Below is a block of records. Copy every line in it that contains the word "niin".

Dataset items
· · · · ·

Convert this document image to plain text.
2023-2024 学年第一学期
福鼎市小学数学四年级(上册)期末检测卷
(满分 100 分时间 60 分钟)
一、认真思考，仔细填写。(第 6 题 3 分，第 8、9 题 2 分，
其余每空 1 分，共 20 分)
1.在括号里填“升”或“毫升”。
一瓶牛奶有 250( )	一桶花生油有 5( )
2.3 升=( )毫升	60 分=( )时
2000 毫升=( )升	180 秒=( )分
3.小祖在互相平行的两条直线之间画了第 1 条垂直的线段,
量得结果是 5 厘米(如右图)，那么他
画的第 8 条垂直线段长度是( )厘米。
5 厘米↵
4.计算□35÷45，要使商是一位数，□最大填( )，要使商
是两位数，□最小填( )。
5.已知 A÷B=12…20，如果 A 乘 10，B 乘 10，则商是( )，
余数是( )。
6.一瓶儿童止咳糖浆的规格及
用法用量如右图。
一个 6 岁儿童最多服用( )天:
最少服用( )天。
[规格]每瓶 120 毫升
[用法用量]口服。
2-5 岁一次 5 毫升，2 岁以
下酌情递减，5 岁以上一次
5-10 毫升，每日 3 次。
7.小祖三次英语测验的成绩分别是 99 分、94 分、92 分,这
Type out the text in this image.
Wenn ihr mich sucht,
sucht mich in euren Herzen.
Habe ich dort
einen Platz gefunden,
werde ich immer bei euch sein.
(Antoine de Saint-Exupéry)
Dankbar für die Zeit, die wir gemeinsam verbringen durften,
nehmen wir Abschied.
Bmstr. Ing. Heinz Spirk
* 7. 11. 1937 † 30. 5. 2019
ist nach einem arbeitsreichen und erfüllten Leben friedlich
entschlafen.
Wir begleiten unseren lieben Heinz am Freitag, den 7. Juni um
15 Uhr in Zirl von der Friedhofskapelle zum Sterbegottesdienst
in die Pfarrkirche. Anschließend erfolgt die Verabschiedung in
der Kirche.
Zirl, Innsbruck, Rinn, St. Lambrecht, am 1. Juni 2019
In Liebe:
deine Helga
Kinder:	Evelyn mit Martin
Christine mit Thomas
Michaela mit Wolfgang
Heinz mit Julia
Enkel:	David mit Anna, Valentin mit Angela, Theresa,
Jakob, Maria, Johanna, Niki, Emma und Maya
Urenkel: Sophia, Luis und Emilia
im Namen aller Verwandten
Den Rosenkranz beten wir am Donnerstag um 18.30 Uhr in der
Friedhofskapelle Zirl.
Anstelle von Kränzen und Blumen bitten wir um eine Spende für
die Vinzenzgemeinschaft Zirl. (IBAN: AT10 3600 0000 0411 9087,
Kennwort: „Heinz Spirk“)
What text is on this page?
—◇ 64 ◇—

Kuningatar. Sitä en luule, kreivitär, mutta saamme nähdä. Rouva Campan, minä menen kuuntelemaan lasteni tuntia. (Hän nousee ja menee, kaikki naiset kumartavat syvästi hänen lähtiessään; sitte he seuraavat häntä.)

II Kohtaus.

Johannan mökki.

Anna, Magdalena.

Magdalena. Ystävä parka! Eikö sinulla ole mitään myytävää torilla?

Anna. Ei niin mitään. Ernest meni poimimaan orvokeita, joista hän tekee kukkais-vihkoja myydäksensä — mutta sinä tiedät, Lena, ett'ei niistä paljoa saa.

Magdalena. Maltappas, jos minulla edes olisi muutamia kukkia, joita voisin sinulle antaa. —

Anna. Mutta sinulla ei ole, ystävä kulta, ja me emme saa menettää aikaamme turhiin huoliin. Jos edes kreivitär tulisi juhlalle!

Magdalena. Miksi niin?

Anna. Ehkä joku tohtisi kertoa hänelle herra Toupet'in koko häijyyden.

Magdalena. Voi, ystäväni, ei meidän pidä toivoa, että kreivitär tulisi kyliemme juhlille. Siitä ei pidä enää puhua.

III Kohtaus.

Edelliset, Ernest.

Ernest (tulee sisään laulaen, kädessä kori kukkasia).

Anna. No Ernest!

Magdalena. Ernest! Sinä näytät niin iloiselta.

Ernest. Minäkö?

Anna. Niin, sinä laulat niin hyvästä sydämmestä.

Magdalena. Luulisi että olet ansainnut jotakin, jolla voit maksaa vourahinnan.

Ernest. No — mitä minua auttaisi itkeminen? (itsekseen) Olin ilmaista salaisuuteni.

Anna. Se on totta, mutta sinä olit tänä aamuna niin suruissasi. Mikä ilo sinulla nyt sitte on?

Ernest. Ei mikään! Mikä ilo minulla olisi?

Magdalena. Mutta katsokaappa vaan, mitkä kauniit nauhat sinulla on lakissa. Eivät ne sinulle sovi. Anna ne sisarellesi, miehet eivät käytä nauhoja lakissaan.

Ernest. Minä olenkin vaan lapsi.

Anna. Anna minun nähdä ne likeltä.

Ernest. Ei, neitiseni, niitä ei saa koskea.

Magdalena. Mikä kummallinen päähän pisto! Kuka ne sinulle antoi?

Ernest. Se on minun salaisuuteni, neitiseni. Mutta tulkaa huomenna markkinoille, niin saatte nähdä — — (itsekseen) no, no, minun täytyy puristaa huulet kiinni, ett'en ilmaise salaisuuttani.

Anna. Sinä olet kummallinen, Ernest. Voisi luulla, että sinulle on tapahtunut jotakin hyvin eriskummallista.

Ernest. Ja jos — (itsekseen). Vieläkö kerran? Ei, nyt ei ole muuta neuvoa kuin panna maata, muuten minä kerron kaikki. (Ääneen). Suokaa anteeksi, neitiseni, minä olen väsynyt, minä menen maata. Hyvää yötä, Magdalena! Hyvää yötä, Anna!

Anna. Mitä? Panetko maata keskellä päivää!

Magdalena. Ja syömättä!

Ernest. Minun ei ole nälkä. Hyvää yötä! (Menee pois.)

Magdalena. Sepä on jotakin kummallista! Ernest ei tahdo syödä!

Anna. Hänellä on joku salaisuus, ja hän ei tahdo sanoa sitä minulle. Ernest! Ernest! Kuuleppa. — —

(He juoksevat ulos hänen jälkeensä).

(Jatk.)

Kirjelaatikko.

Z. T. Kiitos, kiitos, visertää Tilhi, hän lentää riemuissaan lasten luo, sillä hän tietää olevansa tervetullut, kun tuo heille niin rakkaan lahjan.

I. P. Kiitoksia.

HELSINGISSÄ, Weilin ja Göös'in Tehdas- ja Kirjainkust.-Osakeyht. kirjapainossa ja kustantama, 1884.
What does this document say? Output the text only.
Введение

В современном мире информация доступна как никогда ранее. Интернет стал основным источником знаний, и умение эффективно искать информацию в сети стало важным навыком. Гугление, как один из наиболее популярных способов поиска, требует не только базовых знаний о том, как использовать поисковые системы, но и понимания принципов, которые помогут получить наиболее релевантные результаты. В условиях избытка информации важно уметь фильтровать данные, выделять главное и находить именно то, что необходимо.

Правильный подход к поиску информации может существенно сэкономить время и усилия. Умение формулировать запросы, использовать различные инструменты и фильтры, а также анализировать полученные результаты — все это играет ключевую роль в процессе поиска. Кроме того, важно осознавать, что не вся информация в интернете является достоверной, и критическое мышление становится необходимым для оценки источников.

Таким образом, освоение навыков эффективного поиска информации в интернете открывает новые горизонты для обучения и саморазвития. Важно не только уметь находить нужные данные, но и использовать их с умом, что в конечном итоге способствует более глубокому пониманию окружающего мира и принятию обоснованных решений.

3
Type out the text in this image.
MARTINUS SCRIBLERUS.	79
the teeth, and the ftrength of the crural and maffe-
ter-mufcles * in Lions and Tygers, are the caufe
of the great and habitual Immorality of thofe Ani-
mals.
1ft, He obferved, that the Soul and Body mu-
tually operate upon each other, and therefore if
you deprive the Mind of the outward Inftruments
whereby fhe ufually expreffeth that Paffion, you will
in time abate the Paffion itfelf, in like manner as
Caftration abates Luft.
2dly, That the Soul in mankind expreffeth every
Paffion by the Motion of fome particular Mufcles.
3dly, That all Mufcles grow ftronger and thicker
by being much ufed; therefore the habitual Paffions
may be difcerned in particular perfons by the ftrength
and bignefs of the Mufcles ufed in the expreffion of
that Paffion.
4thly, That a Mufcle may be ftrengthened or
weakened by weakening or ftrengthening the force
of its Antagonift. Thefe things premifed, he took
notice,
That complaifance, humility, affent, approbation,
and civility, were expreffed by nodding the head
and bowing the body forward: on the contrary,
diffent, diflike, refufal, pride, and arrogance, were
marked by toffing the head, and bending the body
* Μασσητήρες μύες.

· · · · ·

**RESPONSE BELOW**
Anna. Ei niin mitään. Ernest meni poimimaan orvokeita, joista hän tekee kukkais-vihkoja myydäksensä — mutta sinä tiedät, Lena, ett'ei niistä paljoa saa.
Magdalena. Miksi niin?
Magdalena. Ernest! Sinä näytät niin iloiselta.
Anna. Niin, sinä laulat niin hyvästä sydämmestä.
Anna. Se on totta, mutta sinä olit tänä aamuna niin suruissasi. Mikä ilo sinulla nyt sitte on?
Ernest. Se on minun salaisuuteni, neitiseni. Mutta tulkaa huomenna markkinoille, niin saatte nähdä — — (itsekseen) no, no, minun täytyy puristaa huulet kiinni, ett'en ilmaise salaisuuttani.
Z. T. Kiitos, kiitos, visertää Tilhi, hän lentää riemuissaan lasten luo, sillä hän tietää olevansa tervetullut, kun tuo heille niin rakkaan lahjan.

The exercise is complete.